- _WORK REQUIRED_: Identify the lines holding "JSON" and copy them.

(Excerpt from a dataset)
## START
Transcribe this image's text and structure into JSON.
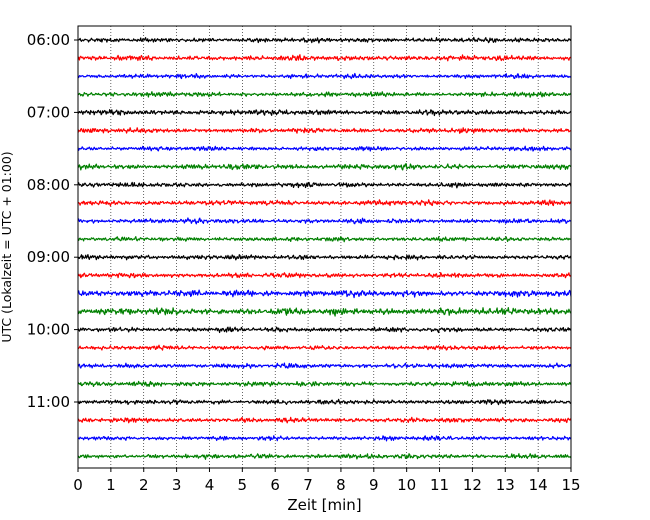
{
  "chart_data": {
    "type": "line",
    "title": "",
    "xlabel": "Zeit  [min]",
    "ylabel": "UTC (Lokalzeit = UTC + 01:00)",
    "xlim": [
      0,
      15
    ],
    "x_ticks": [
      "0",
      "1",
      "2",
      "3",
      "4",
      "5",
      "6",
      "7",
      "8",
      "9",
      "10",
      "11",
      "12",
      "13",
      "14",
      "15"
    ],
    "y_ticks": [
      "06:00",
      "07:00",
      "08:00",
      "09:00",
      "10:00",
      "11:00"
    ],
    "grid": "vertical dotted at each minute",
    "trace_minutes": 15,
    "trace_start": "06:00",
    "trace_count": 24,
    "trace_colors": [
      "#000000",
      "#ff0000",
      "#0000ff",
      "#008000"
    ],
    "traces": [
      {
        "start": "06:00",
        "color": "#000000",
        "amplitude": 1.0
      },
      {
        "start": "06:15",
        "color": "#ff0000",
        "amplitude": 1.1
      },
      {
        "start": "06:30",
        "color": "#0000ff",
        "amplitude": 0.9
      },
      {
        "start": "06:45",
        "color": "#008000",
        "amplitude": 1.0
      },
      {
        "start": "07:00",
        "color": "#000000",
        "amplitude": 1.1
      },
      {
        "start": "07:15",
        "color": "#ff0000",
        "amplitude": 1.0
      },
      {
        "start": "07:30",
        "color": "#0000ff",
        "amplitude": 0.9
      },
      {
        "start": "07:45",
        "color": "#008000",
        "amplitude": 1.1
      },
      {
        "start": "08:00",
        "color": "#000000",
        "amplitude": 1.0
      },
      {
        "start": "08:15",
        "color": "#ff0000",
        "amplitude": 1.1
      },
      {
        "start": "08:30",
        "color": "#0000ff",
        "amplitude": 1.0
      },
      {
        "start": "08:45",
        "color": "#008000",
        "amplitude": 0.9
      },
      {
        "start": "09:00",
        "color": "#000000",
        "amplitude": 1.0
      },
      {
        "start": "09:15",
        "color": "#ff0000",
        "amplitude": 1.0
      },
      {
        "start": "09:30",
        "color": "#0000ff",
        "amplitude": 1.4
      },
      {
        "start": "09:45",
        "color": "#008000",
        "amplitude": 1.5
      },
      {
        "start": "10:00",
        "color": "#000000",
        "amplitude": 1.0
      },
      {
        "start": "10:15",
        "color": "#ff0000",
        "amplitude": 0.9
      },
      {
        "start": "10:30",
        "color": "#0000ff",
        "amplitude": 1.0
      },
      {
        "start": "10:45",
        "color": "#008000",
        "amplitude": 1.0
      },
      {
        "start": "11:00",
        "color": "#000000",
        "amplitude": 1.0
      },
      {
        "start": "11:15",
        "color": "#ff0000",
        "amplitude": 1.0
      },
      {
        "start": "11:30",
        "color": "#0000ff",
        "amplitude": 0.9
      },
      {
        "start": "11:45",
        "color": "#008000",
        "amplitude": 1.0
      }
    ]
  }
}
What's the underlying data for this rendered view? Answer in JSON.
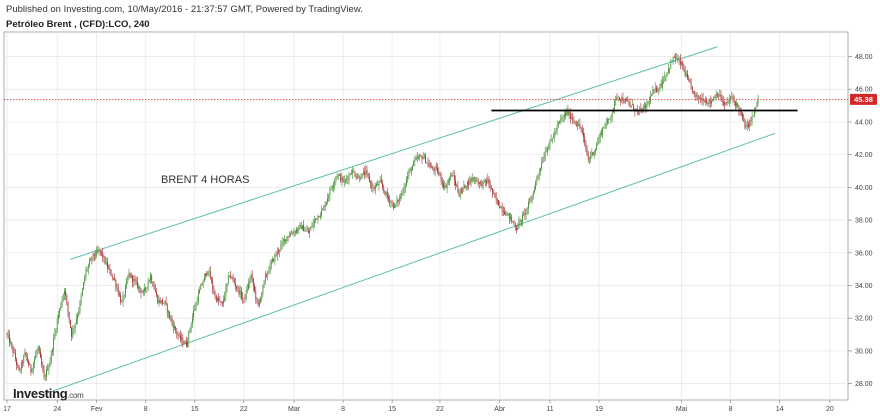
{
  "header": {
    "publish_line": "Published on Investing.com, 10/May/2016 - 21:37:57 GMT, Powered by TradingView.",
    "instrument": "Petróleo Brent , (CFD):LCO, 240"
  },
  "logo": {
    "name": "Investing",
    "suffix": ".com"
  },
  "colors": {
    "up": "#3d8b2e",
    "down": "#9e2a2a",
    "channel": "#5fbfa8",
    "level": "#000000",
    "price_line": "#d62728",
    "grid": "#e6e6e6"
  },
  "chart_data": {
    "type": "candlestick",
    "title": "",
    "y_axis": {
      "position": "right",
      "ticks": [
        "28.00",
        "30.00",
        "32.00",
        "34.00",
        "36.00",
        "38.00",
        "40.00",
        "42.00",
        "44.00",
        "46.00",
        "48.00"
      ],
      "ylim": [
        27.0,
        49.5
      ]
    },
    "x_axis": {
      "ticks": [
        {
          "label": "17",
          "i": 0
        },
        {
          "label": "24",
          "i": 42
        },
        {
          "label": "Fev",
          "i": 75
        },
        {
          "label": "8",
          "i": 116
        },
        {
          "label": "15",
          "i": 157
        },
        {
          "label": "22",
          "i": 198
        },
        {
          "label": "Mar",
          "i": 240
        },
        {
          "label": "8",
          "i": 281
        },
        {
          "label": "15",
          "i": 322
        },
        {
          "label": "22",
          "i": 362
        },
        {
          "label": "Abr",
          "i": 412
        },
        {
          "label": "11",
          "i": 454
        },
        {
          "label": "19",
          "i": 495
        },
        {
          "label": "Mai",
          "i": 564
        },
        {
          "label": "8",
          "i": 605
        },
        {
          "label": "14",
          "i": 646
        },
        {
          "label": "20",
          "i": 688
        }
      ],
      "xlim": [
        0,
        699
      ]
    },
    "current_price": {
      "value": 45.38,
      "label": "45.38"
    },
    "annotation": "BRENT 4 HORAS",
    "anchors": [
      [
        0,
        31.0
      ],
      [
        5,
        30.0
      ],
      [
        10,
        28.7
      ],
      [
        15,
        29.8
      ],
      [
        20,
        28.8
      ],
      [
        26,
        30.2
      ],
      [
        31,
        28.3
      ],
      [
        36,
        29.4
      ],
      [
        42,
        31.9
      ],
      [
        48,
        33.8
      ],
      [
        54,
        31.0
      ],
      [
        60,
        32.5
      ],
      [
        66,
        34.9
      ],
      [
        72,
        35.8
      ],
      [
        78,
        36.1
      ],
      [
        84,
        35.1
      ],
      [
        90,
        34.3
      ],
      [
        96,
        32.9
      ],
      [
        102,
        34.7
      ],
      [
        108,
        34.1
      ],
      [
        114,
        33.5
      ],
      [
        120,
        34.6
      ],
      [
        126,
        33.1
      ],
      [
        132,
        32.9
      ],
      [
        138,
        31.7
      ],
      [
        144,
        30.8
      ],
      [
        150,
        30.4
      ],
      [
        156,
        32.4
      ],
      [
        162,
        33.9
      ],
      [
        168,
        35.0
      ],
      [
        174,
        33.3
      ],
      [
        180,
        32.8
      ],
      [
        186,
        34.7
      ],
      [
        192,
        33.9
      ],
      [
        198,
        33.1
      ],
      [
        204,
        34.6
      ],
      [
        210,
        32.7
      ],
      [
        216,
        34.5
      ],
      [
        222,
        35.5
      ],
      [
        228,
        36.3
      ],
      [
        234,
        37.0
      ],
      [
        240,
        37.3
      ],
      [
        246,
        37.6
      ],
      [
        252,
        37.2
      ],
      [
        258,
        38.1
      ],
      [
        264,
        38.6
      ],
      [
        270,
        39.8
      ],
      [
        276,
        40.8
      ],
      [
        282,
        40.3
      ],
      [
        288,
        41.0
      ],
      [
        294,
        40.6
      ],
      [
        300,
        40.9
      ],
      [
        306,
        39.9
      ],
      [
        312,
        40.3
      ],
      [
        318,
        39.4
      ],
      [
        324,
        38.8
      ],
      [
        330,
        39.6
      ],
      [
        336,
        40.9
      ],
      [
        342,
        41.7
      ],
      [
        348,
        41.9
      ],
      [
        354,
        41.2
      ],
      [
        360,
        41.0
      ],
      [
        366,
        40.0
      ],
      [
        372,
        40.8
      ],
      [
        378,
        39.6
      ],
      [
        384,
        40.2
      ],
      [
        390,
        40.6
      ],
      [
        396,
        40.2
      ],
      [
        402,
        40.4
      ],
      [
        408,
        39.3
      ],
      [
        414,
        38.7
      ],
      [
        420,
        38.2
      ],
      [
        426,
        37.5
      ],
      [
        432,
        38.3
      ],
      [
        438,
        39.2
      ],
      [
        444,
        40.8
      ],
      [
        450,
        42.2
      ],
      [
        456,
        43.0
      ],
      [
        462,
        44.0
      ],
      [
        468,
        44.6
      ],
      [
        474,
        44.1
      ],
      [
        480,
        43.6
      ],
      [
        486,
        41.7
      ],
      [
        492,
        42.4
      ],
      [
        498,
        43.6
      ],
      [
        504,
        44.2
      ],
      [
        510,
        45.6
      ],
      [
        516,
        45.3
      ],
      [
        522,
        45.0
      ],
      [
        528,
        44.6
      ],
      [
        534,
        44.9
      ],
      [
        540,
        45.8
      ],
      [
        546,
        46.2
      ],
      [
        552,
        47.1
      ],
      [
        558,
        48.0
      ],
      [
        564,
        47.5
      ],
      [
        570,
        46.4
      ],
      [
        576,
        45.5
      ],
      [
        582,
        45.4
      ],
      [
        588,
        45.2
      ],
      [
        594,
        45.8
      ],
      [
        600,
        45.0
      ],
      [
        606,
        45.5
      ],
      [
        612,
        44.8
      ],
      [
        618,
        43.6
      ],
      [
        624,
        44.4
      ],
      [
        628,
        45.4
      ]
    ],
    "channel_upper": {
      "from": [
        53,
        35.6
      ],
      "to": [
        594,
        48.6
      ]
    },
    "channel_lower": {
      "from": [
        29,
        27.3
      ],
      "to": [
        642,
        43.3
      ]
    },
    "resistance_level": {
      "from": [
        405,
        44.7
      ],
      "to": [
        661,
        44.7
      ]
    }
  }
}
## END
- _ANSWER FOR THE TASK_:
Transcribe this image's text and structure into JSON.
What's the underlying data for this rendered view? Answer in JSON.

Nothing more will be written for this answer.